(Saved entries)
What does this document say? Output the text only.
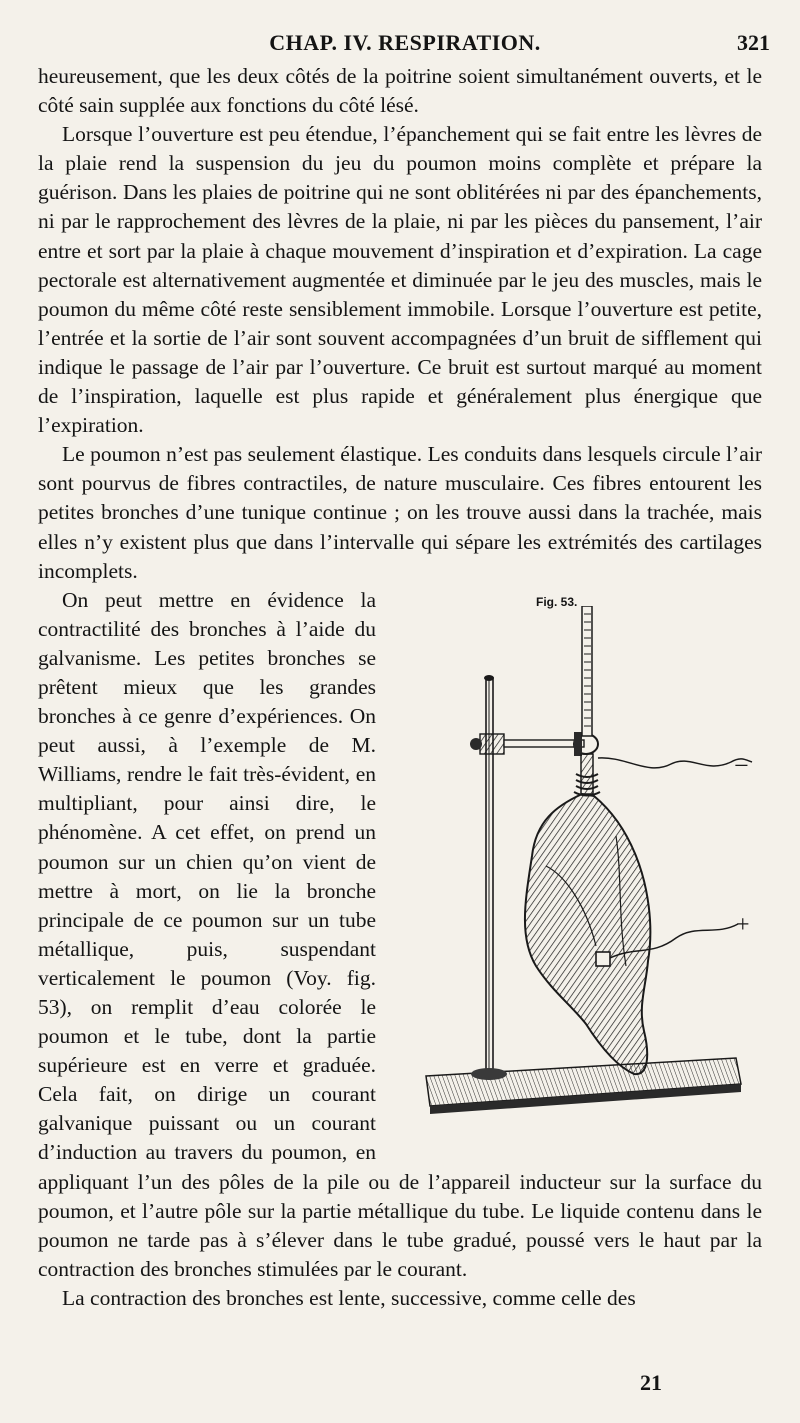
CHAP. IV. RESPIRATION.	321

heureusement, que les deux côtés de la poitrine soient simultanément ouverts, et le côté sain supplée aux fonctions du côté lésé.

Lorsque l’ouverture est peu étendue, l’épanchement qui se fait entre les lèvres de la plaie rend la suspension du jeu du poumon moins complète et prépare la guérison. Dans les plaies de poitrine qui ne sont oblitérées ni par des épanchements, ni par le rapprochement des lèvres de la plaie, ni par les pièces du pansement, l’air entre et sort par la plaie à chaque mouvement d’inspiration et d’expiration. La cage pectorale est alternativement augmentée et diminuée par le jeu des muscles, mais le poumon du même côté reste sensiblement immobile. Lorsque l’ouverture est petite, l’entrée et la sortie de l’air sont souvent accompagnées d’un bruit de sifflement qui indique le passage de l’air par l’ouverture. Ce bruit est surtout marqué au moment de l’inspiration, laquelle est plus rapide et généralement plus énergique que l’expiration.

Le poumon n’est pas seulement élastique. Les conduits dans lesquels circule l’air sont pourvus de fibres contractiles, de nature musculaire. Ces fibres entourent les petites bronches d’une tunique continue ; on les trouve aussi dans la trachée, mais elles n’y existent plus que dans l’intervalle qui sépare les extrémités des cartilages incomplets.

Fig. 53.
−
+

On peut mettre en évidence la contractilité des bronches à l’aide du galvanisme. Les petites bronches se prêtent mieux que les grandes bronches à ce genre d’expériences. On peut aussi, à l’exemple de M. Williams, rendre le fait très-évident, en multipliant, pour ainsi dire, le phénomène. A cet effet, on prend un poumon sur un chien qu’on vient de mettre à mort, on lie la bronche principale de ce poumon sur un tube métallique, puis, suspendant verticalement le poumon (Voy. fig. 53), on remplit d’eau colorée le poumon et le tube, dont la partie supérieure est en verre et graduée. Cela fait, on dirige un courant galvanique puissant ou un courant d’induction au travers du poumon, en appliquant l’un des pôles de la pile ou de l’appareil inducteur sur la surface du poumon, et l’autre pôle sur la partie métallique du tube. Le liquide contenu dans le poumon ne tarde pas à s’élever dans le tube gradué, poussé vers le haut par la contraction des bronches stimulées par le courant.

La contraction des bronches est lente, successive, comme celle des

21
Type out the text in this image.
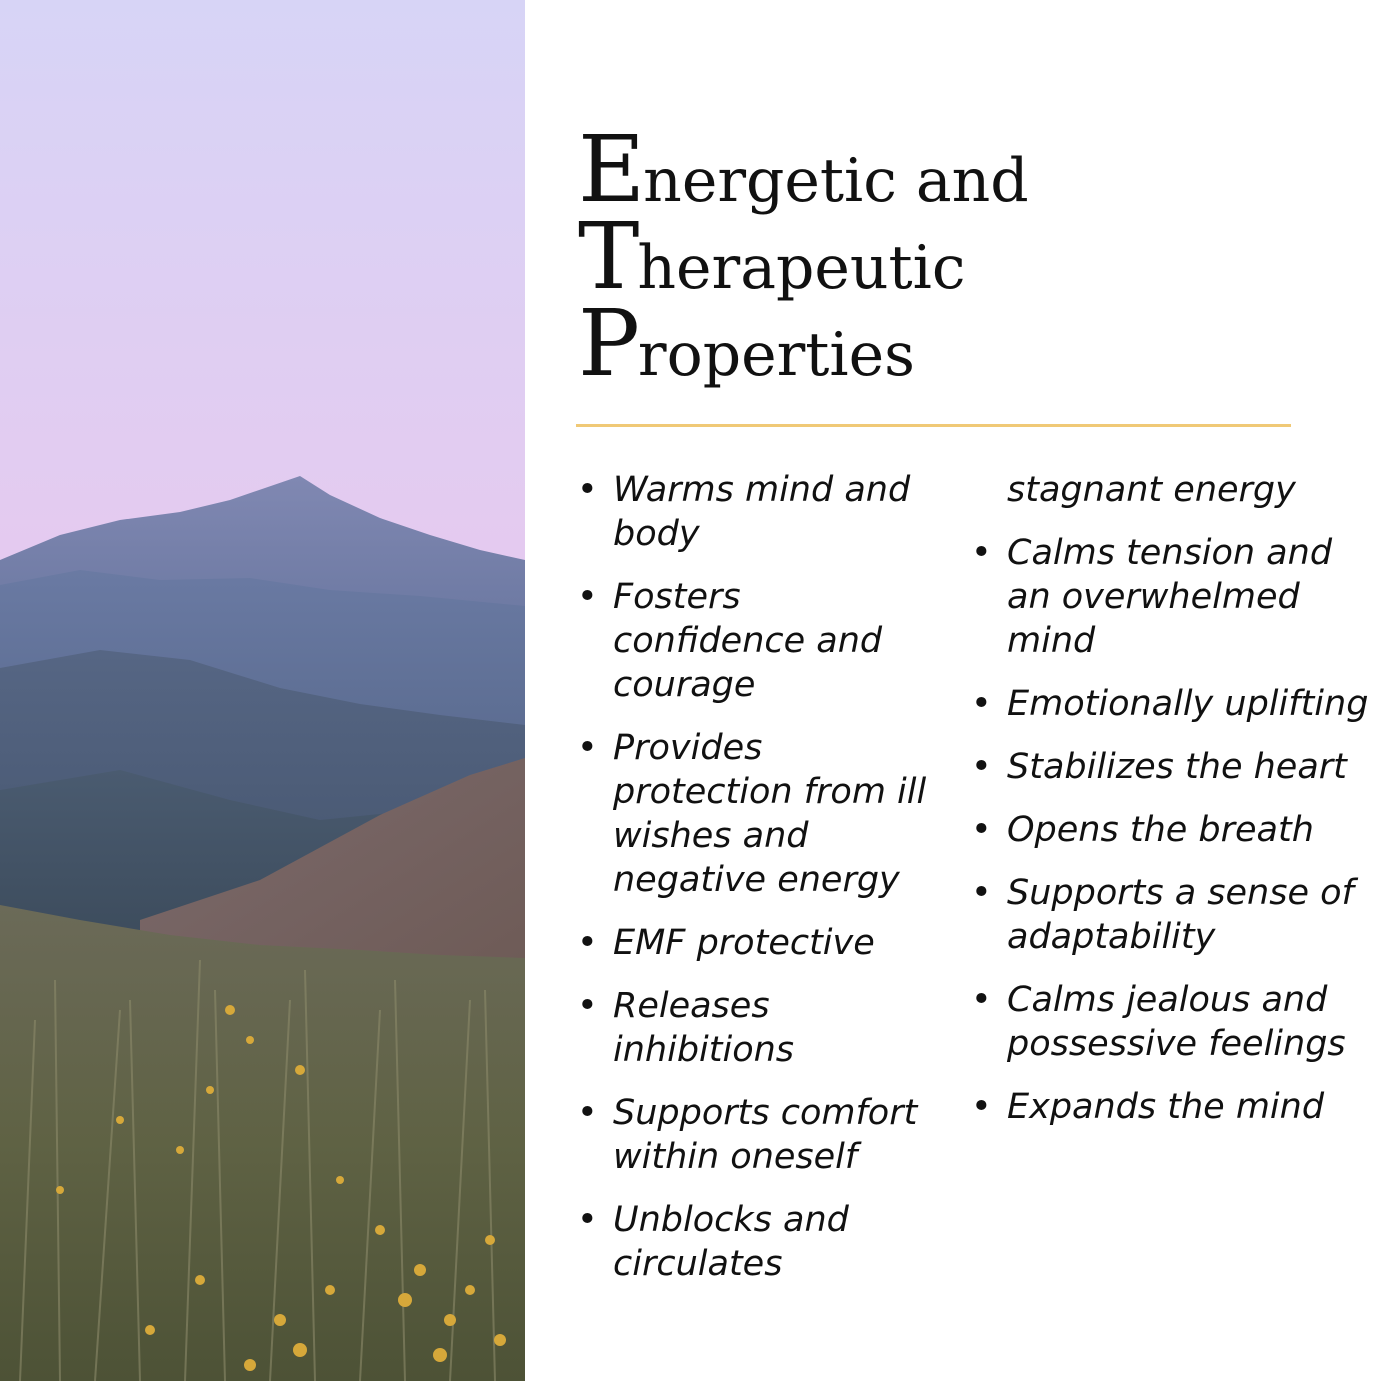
Energetic and
Therapeutic
Properties
• Warms mind and body
• Fosters confidence and courage
• Provides protection from ill wishes and negative energy
• EMF protective
• Releases inhibitions
• Supports comfort within oneself
• Unblocks and circulates
stagnant energy
• Calms tension and an overwhelmed mind
• Emotionally uplifting
• Stabilizes the heart
• Opens the breath
• Supports a sense of adaptability
• Calms jealous and possessive feelings
• Expands the mind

_Written instruction_
Say the number of lines in the listing that hold "Calms", with no added words.

_In response_
2